[Start of Recorded data]

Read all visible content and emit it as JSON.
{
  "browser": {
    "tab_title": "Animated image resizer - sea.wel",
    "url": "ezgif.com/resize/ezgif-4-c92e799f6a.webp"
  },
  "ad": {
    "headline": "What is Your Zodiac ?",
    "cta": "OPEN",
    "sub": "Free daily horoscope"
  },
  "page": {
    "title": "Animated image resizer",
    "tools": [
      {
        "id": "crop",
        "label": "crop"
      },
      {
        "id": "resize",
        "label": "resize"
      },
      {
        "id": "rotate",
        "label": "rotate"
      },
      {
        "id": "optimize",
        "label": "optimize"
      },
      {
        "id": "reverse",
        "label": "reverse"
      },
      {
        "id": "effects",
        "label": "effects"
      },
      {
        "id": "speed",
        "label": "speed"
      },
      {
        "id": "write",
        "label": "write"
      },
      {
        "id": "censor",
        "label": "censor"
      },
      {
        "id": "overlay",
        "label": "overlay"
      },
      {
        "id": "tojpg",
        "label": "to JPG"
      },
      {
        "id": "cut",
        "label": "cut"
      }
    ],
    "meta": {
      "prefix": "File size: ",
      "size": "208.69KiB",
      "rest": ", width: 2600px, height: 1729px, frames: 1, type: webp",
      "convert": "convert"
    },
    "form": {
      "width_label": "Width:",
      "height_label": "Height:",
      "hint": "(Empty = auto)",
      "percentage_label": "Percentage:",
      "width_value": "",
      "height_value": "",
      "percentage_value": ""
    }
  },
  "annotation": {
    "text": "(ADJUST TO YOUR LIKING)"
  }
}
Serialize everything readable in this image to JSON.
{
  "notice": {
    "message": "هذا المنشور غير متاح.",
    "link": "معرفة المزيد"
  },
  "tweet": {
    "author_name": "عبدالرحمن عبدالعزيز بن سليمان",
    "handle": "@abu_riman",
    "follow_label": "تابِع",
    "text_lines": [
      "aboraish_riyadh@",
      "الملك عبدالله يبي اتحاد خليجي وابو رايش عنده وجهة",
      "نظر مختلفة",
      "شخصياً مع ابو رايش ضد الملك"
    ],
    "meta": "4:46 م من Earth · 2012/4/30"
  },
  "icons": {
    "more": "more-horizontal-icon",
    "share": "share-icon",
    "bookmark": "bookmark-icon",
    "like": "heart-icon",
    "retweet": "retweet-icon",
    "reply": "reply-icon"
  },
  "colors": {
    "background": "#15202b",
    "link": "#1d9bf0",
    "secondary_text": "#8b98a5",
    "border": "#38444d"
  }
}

[End of Recorded data]

__Written problem__. Copy all lines in the listing above where the string "resizer" appears.

__Task output__.
    "tab_title": "Animated image resizer - sea.wel",
    "title": "Animated image resizer",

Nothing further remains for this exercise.